Part of a data file:
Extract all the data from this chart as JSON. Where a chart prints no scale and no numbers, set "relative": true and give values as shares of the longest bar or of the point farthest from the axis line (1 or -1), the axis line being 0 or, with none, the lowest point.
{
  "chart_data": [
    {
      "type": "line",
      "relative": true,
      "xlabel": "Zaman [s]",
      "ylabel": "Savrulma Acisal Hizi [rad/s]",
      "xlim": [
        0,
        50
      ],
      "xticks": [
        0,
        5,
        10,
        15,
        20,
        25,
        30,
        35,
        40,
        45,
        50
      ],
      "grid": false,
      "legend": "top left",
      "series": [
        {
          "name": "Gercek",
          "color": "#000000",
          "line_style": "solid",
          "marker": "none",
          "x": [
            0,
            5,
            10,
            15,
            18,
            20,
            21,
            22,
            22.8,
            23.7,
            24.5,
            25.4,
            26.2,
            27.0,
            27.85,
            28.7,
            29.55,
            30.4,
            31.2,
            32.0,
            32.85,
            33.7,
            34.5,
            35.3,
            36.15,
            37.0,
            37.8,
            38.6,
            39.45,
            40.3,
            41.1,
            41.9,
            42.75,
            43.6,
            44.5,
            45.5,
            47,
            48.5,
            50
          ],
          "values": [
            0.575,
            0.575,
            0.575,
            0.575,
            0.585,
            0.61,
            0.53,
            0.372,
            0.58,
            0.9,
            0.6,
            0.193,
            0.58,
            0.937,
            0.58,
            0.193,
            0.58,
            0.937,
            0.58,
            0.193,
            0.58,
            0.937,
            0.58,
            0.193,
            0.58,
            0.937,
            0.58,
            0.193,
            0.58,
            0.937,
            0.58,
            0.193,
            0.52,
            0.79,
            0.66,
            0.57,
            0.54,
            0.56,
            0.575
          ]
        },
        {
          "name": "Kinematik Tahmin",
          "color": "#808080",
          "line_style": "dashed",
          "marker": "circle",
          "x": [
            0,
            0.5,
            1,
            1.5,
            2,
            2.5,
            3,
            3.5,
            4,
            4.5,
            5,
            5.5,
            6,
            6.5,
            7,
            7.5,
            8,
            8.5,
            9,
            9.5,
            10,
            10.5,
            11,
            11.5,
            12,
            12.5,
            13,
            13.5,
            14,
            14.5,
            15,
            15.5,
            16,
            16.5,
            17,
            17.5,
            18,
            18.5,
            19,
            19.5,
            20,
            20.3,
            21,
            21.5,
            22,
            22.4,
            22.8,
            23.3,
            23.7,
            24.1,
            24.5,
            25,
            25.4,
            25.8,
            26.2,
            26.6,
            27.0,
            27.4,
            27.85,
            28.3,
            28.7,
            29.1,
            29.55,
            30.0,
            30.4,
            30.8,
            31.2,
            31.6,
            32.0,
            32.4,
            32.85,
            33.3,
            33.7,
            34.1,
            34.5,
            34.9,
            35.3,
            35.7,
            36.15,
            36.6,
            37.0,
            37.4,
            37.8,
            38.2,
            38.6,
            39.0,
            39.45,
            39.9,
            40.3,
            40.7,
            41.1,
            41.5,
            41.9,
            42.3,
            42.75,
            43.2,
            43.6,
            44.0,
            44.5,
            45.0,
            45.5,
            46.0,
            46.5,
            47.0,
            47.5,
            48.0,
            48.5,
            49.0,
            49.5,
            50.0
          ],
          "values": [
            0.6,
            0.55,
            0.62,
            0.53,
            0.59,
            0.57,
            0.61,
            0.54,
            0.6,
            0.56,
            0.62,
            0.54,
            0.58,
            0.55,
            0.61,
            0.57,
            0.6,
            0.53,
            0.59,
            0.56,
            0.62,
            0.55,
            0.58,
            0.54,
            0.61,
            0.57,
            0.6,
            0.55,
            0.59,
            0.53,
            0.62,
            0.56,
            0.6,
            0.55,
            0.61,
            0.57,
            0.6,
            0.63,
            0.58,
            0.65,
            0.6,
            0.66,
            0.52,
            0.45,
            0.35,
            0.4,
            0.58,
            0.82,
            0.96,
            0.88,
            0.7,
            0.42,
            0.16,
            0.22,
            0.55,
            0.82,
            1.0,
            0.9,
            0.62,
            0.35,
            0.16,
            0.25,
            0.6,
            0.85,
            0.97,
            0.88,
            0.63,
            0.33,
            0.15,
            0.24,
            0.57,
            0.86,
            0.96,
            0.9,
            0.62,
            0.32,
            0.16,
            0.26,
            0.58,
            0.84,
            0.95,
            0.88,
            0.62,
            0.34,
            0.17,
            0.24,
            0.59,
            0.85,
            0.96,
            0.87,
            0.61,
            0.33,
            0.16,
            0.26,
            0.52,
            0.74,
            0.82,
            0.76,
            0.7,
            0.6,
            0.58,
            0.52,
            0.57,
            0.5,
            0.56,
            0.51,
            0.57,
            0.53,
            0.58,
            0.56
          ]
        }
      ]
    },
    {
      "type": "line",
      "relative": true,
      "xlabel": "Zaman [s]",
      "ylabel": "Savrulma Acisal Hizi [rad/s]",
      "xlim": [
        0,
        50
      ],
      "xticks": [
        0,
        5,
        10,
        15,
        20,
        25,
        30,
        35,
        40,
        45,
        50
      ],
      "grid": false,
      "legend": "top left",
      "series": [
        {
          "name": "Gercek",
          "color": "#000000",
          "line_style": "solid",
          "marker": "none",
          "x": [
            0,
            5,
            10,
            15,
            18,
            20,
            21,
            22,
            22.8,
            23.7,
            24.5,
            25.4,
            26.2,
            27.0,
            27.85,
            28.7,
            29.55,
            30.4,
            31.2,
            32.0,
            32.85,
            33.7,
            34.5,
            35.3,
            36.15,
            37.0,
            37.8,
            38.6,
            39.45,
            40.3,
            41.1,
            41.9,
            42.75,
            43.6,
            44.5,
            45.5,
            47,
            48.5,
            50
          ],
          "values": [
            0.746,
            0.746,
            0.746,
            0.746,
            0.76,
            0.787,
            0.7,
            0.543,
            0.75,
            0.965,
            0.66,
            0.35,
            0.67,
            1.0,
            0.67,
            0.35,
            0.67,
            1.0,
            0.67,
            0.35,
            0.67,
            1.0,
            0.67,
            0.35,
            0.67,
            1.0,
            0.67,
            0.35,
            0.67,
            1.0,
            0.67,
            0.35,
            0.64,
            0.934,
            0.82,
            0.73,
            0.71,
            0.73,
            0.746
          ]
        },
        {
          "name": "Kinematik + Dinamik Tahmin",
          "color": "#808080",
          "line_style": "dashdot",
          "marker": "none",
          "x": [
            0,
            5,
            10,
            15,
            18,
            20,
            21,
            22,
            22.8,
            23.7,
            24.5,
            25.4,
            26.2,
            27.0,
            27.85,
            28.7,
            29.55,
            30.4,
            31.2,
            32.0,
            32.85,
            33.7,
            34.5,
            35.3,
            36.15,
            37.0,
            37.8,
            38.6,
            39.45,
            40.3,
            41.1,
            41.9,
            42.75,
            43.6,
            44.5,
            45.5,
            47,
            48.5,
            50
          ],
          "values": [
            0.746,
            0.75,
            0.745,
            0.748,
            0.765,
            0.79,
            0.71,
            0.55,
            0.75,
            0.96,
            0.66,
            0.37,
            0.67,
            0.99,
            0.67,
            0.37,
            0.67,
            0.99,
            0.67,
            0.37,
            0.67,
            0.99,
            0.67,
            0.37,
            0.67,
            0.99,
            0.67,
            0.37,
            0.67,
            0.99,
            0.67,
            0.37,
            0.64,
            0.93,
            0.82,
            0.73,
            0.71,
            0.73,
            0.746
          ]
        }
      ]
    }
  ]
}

:: AIM OF THE TASK ::
Every entry must be quoted exactly as it appears above.

:: EXERCISE OUTPUT ::
Extract all the data from this chart as JSON. Where a chart prints no scale and no numbers, set "relative": true and give values as shares of the longest bar or of the point farthest from the axis line (1 or -1), the axis line being 0 or, with none, the lowest point.
{
  "chart_data": [
    {
      "type": "line",
      "relative": true,
      "xlabel": "Zaman [s]",
      "ylabel": "Savrulma Acisal Hizi [rad/s]",
      "xlim": [
        0,
        50
      ],
      "xticks": [
        0,
        5,
        10,
        15,
        20,
        25,
        30,
        35,
        40,
        45,
        50
      ],
      "grid": false,
      "legend": "top left",
      "series": [
        {
          "name": "Gercek",
          "color": "#000000",
          "line_style": "solid",
          "marker": "none",
          "x": [
            0,
            5,
            10,
            15,
            18,
            20,
            21,
            22,
            22.8,
            23.7,
            24.5,
            25.4,
            26.2,
            27.0,
            27.85,
            28.7,
            29.55,
            30.4,
            31.2,
            32.0,
            32.85,
            33.7,
            34.5,
            35.3,
            36.15,
            37.0,
            37.8,
            38.6,
            39.45,
            40.3,
            41.1,
            41.9,
            42.75,
            43.6,
            44.5,
            45.5,
            47,
            48.5,
            50
          ],
          "values": [
            0.575,
            0.575,
            0.575,
            0.575,
            0.585,
            0.61,
            0.53,
            0.372,
            0.58,
            0.9,
            0.6,
            0.193,
            0.58,
            0.937,
            0.58,
            0.193,
            0.58,
            0.937,
            0.58,
            0.193,
            0.58,
            0.937,
            0.58,
            0.193,
            0.58,
            0.937,
            0.58,
            0.193,
            0.58,
            0.937,
            0.58,
            0.193,
            0.52,
            0.79,
            0.66,
            0.57,
            0.54,
            0.56,
            0.575
          ]
        },
        {
          "name": "Kinematik Tahmin",
          "color": "#808080",
          "line_style": "dashed",
          "marker": "circle",
          "x": [
            0,
            0.5,
            1,
            1.5,
            2,
            2.5,
            3,
            3.5,
            4,
            4.5,
            5,
            5.5,
            6,
            6.5,
            7,
            7.5,
            8,
            8.5,
            9,
            9.5,
            10,
            10.5,
            11,
            11.5,
            12,
            12.5,
            13,
            13.5,
            14,
            14.5,
            15,
            15.5,
            16,
            16.5,
            17,
            17.5,
            18,
            18.5,
            19,
            19.5,
            20,
            20.3,
            21,
            21.5,
            22,
            22.4,
            22.8,
            23.3,
            23.7,
            24.1,
            24.5,
            25,
            25.4,
            25.8,
            26.2,
            26.6,
            27.0,
            27.4,
            27.85,
            28.3,
            28.7,
            29.1,
            29.55,
            30.0,
            30.4,
            30.8,
            31.2,
            31.6,
            32.0,
            32.4,
            32.85,
            33.3,
            33.7,
            34.1,
            34.5,
            34.9,
            35.3,
            35.7,
            36.15,
            36.6,
            37.0,
            37.4,
            37.8,
            38.2,
            38.6,
            39.0,
            39.45,
            39.9,
            40.3,
            40.7,
            41.1,
            41.5,
            41.9,
            42.3,
            42.75,
            43.2,
            43.6,
            44.0,
            44.5,
            45.0,
            45.5,
            46.0,
            46.5,
            47.0,
            47.5,
            48.0,
            48.5,
            49.0,
            49.5,
            50.0
          ],
          "values": [
            0.6,
            0.55,
            0.62,
            0.53,
            0.59,
            0.57,
            0.61,
            0.54,
            0.6,
            0.56,
            0.62,
            0.54,
            0.58,
            0.55,
            0.61,
            0.57,
            0.6,
            0.53,
            0.59,
            0.56,
            0.62,
            0.55,
            0.58,
            0.54,
            0.61,
            0.57,
            0.6,
            0.55,
            0.59,
            0.53,
            0.62,
            0.56,
            0.6,
            0.55,
            0.61,
            0.57,
            0.6,
            0.63,
            0.58,
            0.65,
            0.6,
            0.66,
            0.52,
            0.45,
            0.35,
            0.4,
            0.58,
            0.82,
            0.96,
            0.88,
            0.7,
            0.42,
            0.16,
            0.22,
            0.55,
            0.82,
            1.0,
            0.9,
            0.62,
            0.35,
            0.16,
            0.25,
            0.6,
            0.85,
            0.97,
            0.88,
            0.63,
            0.33,
            0.15,
            0.24,
            0.57,
            0.86,
            0.96,
            0.9,
            0.62,
            0.32,
            0.16,
            0.26,
            0.58,
            0.84,
            0.95,
            0.88,
            0.62,
            0.34,
            0.17,
            0.24,
            0.59,
            0.85,
            0.96,
            0.87,
            0.61,
            0.33,
            0.16,
            0.26,
            0.52,
            0.74,
            0.82,
            0.76,
            0.7,
            0.6,
            0.58,
            0.52,
            0.57,
            0.5,
            0.56,
            0.51,
            0.57,
            0.53,
            0.58,
            0.56
          ]
        }
      ]
    },
    {
      "type": "line",
      "relative": true,
      "xlabel": "Zaman [s]",
      "ylabel": "Savrulma Acisal Hizi [rad/s]",
      "xlim": [
        0,
        50
      ],
      "xticks": [
        0,
        5,
        10,
        15,
        20,
        25,
        30,
        35,
        40,
        45,
        50
      ],
      "grid": false,
      "legend": "top left",
      "series": [
        {
          "name": "Gercek",
          "color": "#000000",
          "line_style": "solid",
          "marker": "none",
          "x": [
            0,
            5,
            10,
            15,
            18,
            20,
            21,
            22,
            22.8,
            23.7,
            24.5,
            25.4,
            26.2,
            27.0,
            27.85,
            28.7,
            29.55,
            30.4,
            31.2,
            32.0,
            32.85,
            33.7,
            34.5,
            35.3,
            36.15,
            37.0,
            37.8,
            38.6,
            39.45,
            40.3,
            41.1,
            41.9,
            42.75,
            43.6,
            44.5,
            45.5,
            47,
            48.5,
            50
          ],
          "values": [
            0.746,
            0.746,
            0.746,
            0.746,
            0.76,
            0.787,
            0.7,
            0.543,
            0.75,
            0.965,
            0.66,
            0.35,
            0.67,
            1.0,
            0.67,
            0.35,
            0.67,
            1.0,
            0.67,
            0.35,
            0.67,
            1.0,
            0.67,
            0.35,
            0.67,
            1.0,
            0.67,
            0.35,
            0.67,
            1.0,
            0.67,
            0.35,
            0.64,
            0.934,
            0.82,
            0.73,
            0.71,
            0.73,
            0.746
          ]
        },
        {
          "name": "Kinematik + Dinamik Tahmin",
          "color": "#808080",
          "line_style": "dashdot",
          "marker": "none",
          "x": [
            0,
            5,
            10,
            15,
            18,
            20,
            21,
            22,
            22.8,
            23.7,
            24.5,
            25.4,
            26.2,
            27.0,
            27.85,
            28.7,
            29.55,
            30.4,
            31.2,
            32.0,
            32.85,
            33.7,
            34.5,
            35.3,
            36.15,
            37.0,
            37.8,
            38.6,
            39.45,
            40.3,
            41.1,
            41.9,
            42.75,
            43.6,
            44.5,
            45.5,
            47,
            48.5,
            50
          ],
          "values": [
            0.746,
            0.75,
            0.745,
            0.748,
            0.765,
            0.79,
            0.71,
            0.55,
            0.75,
            0.96,
            0.66,
            0.37,
            0.67,
            0.99,
            0.67,
            0.37,
            0.67,
            0.99,
            0.67,
            0.37,
            0.67,
            0.99,
            0.67,
            0.37,
            0.67,
            0.99,
            0.67,
            0.37,
            0.67,
            0.99,
            0.67,
            0.37,
            0.64,
            0.93,
            0.82,
            0.73,
            0.71,
            0.73,
            0.746
          ]
        }
      ]
    }
  ]
}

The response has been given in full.